Work out the number of lines in the listing that include the string "цветы". Reply with that number alone.
***** Given data *****
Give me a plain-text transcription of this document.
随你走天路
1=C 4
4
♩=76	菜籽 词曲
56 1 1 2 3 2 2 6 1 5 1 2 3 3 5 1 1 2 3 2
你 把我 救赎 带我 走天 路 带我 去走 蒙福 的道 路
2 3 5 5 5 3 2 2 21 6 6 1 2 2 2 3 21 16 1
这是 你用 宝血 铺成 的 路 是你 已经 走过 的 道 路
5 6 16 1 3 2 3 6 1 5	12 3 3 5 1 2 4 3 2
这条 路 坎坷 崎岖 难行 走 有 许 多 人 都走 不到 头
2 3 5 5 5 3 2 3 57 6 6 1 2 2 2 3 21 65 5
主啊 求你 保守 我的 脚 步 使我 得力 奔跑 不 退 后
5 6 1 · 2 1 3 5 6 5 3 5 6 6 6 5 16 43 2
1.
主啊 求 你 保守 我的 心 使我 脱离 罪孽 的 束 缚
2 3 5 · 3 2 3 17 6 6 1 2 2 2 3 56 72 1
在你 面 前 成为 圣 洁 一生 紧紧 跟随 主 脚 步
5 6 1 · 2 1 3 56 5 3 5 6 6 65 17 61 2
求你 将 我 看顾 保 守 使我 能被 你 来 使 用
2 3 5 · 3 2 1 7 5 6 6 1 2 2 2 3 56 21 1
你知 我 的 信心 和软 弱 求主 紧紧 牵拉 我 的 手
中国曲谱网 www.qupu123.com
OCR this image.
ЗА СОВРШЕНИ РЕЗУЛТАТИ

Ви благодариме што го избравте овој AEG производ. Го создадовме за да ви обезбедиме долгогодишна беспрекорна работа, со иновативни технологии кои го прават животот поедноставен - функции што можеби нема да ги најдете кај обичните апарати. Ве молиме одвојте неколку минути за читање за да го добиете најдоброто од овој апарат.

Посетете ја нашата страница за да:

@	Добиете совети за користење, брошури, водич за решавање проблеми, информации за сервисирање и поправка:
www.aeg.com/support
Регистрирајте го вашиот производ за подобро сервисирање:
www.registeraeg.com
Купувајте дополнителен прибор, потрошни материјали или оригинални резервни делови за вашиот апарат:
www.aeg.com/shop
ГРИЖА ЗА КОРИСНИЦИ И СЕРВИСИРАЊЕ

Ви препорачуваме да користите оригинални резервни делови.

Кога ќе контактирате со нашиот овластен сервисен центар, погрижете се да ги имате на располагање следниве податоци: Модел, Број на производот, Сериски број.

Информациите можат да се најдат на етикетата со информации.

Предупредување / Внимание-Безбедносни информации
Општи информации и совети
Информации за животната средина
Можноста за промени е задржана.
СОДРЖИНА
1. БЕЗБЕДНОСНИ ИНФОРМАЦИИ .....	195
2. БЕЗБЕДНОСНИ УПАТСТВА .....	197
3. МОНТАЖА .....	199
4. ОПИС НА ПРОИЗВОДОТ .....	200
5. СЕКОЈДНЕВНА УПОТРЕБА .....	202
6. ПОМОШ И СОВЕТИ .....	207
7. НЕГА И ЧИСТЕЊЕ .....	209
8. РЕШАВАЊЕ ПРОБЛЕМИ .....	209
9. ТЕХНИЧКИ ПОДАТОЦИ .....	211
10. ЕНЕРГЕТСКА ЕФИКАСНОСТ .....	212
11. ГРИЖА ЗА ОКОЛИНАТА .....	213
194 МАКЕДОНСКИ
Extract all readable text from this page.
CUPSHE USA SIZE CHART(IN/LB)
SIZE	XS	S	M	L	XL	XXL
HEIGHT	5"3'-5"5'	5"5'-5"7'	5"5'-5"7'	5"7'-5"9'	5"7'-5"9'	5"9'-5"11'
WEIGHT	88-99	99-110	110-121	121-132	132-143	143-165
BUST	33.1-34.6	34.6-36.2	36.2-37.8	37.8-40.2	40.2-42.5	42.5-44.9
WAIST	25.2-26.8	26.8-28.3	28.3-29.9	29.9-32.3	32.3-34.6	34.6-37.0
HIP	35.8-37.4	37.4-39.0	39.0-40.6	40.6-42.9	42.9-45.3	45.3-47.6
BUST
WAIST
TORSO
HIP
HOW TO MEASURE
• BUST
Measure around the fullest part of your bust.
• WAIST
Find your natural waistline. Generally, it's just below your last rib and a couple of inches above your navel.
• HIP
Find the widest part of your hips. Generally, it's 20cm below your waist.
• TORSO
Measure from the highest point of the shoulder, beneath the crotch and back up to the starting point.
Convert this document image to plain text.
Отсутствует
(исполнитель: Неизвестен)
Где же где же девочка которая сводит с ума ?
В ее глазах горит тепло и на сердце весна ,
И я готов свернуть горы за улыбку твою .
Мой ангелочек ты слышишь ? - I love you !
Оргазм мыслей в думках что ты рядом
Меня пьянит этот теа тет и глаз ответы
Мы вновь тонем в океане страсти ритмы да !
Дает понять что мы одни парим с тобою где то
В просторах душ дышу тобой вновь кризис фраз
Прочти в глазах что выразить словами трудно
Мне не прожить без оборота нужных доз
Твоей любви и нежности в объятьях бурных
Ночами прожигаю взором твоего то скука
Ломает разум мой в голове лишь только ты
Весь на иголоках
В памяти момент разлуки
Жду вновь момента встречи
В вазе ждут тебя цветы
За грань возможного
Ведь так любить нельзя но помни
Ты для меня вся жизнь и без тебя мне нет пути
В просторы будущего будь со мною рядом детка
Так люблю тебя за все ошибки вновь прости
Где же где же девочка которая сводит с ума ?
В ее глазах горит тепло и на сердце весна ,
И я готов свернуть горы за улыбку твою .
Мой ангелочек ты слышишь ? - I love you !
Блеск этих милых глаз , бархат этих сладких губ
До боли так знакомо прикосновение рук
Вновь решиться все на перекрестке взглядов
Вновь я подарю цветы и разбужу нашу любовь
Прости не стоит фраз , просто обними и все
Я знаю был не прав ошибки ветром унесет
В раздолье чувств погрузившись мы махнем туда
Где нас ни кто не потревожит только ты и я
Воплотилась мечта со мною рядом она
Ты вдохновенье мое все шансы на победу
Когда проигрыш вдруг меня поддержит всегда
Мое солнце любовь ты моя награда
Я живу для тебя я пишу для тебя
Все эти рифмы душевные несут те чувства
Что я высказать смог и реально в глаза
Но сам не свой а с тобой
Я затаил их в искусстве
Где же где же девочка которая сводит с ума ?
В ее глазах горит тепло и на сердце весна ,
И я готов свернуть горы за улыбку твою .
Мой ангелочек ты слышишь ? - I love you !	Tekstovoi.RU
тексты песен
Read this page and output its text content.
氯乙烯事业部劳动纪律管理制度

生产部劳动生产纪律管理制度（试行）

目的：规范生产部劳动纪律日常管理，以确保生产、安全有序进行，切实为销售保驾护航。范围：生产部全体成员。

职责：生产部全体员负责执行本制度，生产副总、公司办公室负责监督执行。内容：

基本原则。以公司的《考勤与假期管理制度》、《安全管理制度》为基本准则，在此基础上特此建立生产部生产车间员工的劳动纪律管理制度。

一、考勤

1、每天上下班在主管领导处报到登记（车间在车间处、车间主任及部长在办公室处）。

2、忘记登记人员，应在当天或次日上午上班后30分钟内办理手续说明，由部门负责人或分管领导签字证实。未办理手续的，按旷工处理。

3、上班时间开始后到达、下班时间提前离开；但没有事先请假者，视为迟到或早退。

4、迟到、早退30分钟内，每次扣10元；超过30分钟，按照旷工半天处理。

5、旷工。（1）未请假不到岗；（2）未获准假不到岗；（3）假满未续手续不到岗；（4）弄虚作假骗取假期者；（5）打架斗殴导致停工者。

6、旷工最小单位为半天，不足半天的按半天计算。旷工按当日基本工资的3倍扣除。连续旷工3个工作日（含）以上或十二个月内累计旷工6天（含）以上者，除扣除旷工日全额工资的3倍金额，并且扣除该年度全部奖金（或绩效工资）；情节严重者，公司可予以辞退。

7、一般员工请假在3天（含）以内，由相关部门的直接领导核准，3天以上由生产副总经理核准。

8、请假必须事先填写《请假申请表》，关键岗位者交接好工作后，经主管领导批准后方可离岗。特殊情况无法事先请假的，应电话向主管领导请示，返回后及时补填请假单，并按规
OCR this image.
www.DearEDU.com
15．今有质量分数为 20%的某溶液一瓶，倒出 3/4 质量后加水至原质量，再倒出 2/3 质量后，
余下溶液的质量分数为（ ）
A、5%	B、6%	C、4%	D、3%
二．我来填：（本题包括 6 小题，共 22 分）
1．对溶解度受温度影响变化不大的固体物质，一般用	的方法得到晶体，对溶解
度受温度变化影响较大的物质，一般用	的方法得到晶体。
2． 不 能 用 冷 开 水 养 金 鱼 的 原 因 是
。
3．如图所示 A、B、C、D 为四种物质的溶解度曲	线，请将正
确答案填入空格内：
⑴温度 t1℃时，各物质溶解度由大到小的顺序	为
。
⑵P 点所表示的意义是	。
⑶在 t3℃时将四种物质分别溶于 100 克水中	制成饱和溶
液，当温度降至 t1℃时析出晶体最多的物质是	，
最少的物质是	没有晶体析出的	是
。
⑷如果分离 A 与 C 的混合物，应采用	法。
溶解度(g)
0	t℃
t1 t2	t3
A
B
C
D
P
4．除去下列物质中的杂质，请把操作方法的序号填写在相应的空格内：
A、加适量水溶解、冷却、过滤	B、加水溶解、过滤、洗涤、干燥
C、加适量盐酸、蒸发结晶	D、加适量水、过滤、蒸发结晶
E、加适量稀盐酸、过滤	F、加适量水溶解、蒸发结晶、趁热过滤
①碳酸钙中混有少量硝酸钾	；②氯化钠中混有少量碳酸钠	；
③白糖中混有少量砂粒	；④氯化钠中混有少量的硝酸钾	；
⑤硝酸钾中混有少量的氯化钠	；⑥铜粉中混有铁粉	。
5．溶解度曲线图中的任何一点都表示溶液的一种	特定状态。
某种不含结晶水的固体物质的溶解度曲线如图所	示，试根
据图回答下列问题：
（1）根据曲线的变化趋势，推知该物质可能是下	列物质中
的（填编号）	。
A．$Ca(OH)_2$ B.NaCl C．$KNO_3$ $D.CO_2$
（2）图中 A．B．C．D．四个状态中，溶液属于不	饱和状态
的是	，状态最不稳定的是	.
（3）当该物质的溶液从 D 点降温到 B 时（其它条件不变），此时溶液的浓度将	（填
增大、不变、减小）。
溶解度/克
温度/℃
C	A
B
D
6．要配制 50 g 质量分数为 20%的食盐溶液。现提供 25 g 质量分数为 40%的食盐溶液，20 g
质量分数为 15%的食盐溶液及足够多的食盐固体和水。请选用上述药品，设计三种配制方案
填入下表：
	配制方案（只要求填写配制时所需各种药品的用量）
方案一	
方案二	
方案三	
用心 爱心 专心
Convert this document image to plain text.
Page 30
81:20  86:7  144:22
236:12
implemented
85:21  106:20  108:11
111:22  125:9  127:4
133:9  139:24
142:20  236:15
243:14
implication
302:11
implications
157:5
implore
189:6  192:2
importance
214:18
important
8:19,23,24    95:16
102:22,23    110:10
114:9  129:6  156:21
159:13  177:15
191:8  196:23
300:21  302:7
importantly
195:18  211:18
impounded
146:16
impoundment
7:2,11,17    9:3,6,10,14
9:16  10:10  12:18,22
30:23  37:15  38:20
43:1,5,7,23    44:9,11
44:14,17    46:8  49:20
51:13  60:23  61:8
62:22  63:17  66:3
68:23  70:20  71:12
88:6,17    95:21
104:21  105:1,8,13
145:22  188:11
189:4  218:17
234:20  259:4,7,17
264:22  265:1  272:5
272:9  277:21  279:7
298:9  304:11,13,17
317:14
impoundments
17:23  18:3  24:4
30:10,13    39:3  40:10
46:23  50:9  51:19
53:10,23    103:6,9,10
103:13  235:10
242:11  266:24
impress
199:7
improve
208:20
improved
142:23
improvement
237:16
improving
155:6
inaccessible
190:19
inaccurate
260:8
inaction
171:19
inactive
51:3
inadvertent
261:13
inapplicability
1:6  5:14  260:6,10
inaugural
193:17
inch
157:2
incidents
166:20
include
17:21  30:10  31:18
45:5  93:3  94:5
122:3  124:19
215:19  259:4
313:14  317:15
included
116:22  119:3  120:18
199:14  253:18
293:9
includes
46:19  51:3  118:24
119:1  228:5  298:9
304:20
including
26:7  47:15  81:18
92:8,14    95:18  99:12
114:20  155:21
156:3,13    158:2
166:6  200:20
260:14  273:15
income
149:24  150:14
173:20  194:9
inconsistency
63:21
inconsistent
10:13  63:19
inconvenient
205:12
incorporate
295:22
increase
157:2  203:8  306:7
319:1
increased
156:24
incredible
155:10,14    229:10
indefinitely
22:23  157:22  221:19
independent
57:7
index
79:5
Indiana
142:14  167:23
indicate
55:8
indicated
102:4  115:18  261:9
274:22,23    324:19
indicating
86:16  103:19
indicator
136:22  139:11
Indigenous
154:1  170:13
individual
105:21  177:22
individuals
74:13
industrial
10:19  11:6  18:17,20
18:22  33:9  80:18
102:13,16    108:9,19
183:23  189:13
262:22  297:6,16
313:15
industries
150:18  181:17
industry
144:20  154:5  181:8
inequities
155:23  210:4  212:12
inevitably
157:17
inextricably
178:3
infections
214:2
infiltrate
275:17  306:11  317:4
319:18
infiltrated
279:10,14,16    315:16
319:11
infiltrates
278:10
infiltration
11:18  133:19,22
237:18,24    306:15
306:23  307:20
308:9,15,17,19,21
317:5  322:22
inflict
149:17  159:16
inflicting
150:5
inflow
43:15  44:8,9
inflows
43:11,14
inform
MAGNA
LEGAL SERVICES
*****
• **Solution to this task**
2